| What is required |
Locate the lines where "true" occurs and copy them as they stand.

Dataset items:
----------------------------------------
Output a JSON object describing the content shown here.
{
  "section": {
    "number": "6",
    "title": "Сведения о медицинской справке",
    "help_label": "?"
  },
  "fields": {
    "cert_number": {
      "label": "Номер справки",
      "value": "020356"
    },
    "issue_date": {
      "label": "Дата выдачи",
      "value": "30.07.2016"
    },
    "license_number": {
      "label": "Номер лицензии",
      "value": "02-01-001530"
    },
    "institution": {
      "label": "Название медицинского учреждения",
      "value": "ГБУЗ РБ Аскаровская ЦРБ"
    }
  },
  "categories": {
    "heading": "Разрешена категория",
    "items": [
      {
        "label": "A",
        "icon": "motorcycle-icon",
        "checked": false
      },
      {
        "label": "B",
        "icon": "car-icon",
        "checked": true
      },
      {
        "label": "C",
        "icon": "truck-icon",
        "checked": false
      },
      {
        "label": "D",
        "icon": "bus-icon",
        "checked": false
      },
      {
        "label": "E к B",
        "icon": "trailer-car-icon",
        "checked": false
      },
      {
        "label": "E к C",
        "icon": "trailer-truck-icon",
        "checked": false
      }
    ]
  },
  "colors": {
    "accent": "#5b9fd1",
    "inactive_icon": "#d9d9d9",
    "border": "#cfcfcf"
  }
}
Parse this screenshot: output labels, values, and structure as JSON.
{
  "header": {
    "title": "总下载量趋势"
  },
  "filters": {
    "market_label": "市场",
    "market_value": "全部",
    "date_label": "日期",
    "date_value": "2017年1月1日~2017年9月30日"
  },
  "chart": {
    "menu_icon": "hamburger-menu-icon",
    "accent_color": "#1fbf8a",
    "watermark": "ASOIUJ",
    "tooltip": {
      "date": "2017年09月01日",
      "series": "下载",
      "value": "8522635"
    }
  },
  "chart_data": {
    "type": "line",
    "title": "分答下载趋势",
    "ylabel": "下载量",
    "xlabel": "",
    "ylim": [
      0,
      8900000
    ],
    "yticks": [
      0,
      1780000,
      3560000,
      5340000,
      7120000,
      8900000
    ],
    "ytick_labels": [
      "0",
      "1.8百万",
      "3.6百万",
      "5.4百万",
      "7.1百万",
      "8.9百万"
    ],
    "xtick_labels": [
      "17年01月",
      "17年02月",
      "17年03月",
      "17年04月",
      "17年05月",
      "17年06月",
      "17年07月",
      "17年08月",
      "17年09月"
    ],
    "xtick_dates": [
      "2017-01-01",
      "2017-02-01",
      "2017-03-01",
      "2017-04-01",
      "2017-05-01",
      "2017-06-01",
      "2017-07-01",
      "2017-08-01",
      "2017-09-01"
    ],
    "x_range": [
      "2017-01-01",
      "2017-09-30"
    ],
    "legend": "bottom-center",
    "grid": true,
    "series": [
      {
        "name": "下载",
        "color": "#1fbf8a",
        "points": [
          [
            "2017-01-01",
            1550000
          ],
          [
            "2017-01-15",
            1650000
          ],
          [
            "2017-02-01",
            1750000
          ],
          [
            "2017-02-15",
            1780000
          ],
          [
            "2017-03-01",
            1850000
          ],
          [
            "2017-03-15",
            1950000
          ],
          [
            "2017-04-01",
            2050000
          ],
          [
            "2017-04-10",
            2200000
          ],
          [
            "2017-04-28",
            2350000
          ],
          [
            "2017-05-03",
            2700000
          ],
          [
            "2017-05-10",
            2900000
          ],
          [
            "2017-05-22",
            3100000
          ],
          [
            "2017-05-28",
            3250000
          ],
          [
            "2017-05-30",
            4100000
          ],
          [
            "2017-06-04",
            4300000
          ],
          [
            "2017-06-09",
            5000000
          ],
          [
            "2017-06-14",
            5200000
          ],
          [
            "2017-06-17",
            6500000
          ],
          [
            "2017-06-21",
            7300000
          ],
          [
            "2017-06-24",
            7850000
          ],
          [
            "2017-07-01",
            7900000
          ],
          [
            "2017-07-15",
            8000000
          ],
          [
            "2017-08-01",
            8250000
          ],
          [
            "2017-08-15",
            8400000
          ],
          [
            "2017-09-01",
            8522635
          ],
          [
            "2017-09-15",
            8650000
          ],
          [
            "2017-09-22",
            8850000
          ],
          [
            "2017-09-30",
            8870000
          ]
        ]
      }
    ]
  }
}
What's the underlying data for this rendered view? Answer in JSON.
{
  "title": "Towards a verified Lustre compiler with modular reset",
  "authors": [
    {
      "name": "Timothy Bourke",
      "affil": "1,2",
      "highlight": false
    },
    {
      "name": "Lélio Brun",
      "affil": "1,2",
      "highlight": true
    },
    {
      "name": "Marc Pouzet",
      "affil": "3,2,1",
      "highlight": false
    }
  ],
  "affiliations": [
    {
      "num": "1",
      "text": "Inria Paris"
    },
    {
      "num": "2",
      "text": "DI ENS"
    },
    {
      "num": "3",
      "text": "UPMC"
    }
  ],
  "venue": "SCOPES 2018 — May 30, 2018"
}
----------------------------------------
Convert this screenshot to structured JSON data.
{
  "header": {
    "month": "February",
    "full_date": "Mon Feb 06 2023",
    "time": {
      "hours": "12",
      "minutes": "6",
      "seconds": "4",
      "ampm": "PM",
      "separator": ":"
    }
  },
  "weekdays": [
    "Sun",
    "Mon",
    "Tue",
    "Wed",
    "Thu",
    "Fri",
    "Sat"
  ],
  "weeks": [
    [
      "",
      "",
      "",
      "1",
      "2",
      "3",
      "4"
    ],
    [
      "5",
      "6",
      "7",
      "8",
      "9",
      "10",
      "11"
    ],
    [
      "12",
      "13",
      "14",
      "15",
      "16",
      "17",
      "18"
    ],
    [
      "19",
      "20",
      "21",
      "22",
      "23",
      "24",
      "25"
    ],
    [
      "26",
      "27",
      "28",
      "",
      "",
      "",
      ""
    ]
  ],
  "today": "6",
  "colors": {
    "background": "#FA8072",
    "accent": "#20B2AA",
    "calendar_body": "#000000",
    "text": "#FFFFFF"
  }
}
----------------------------------------
| Task solution |
        "checked": true
    "grid": true,
      "highlight": true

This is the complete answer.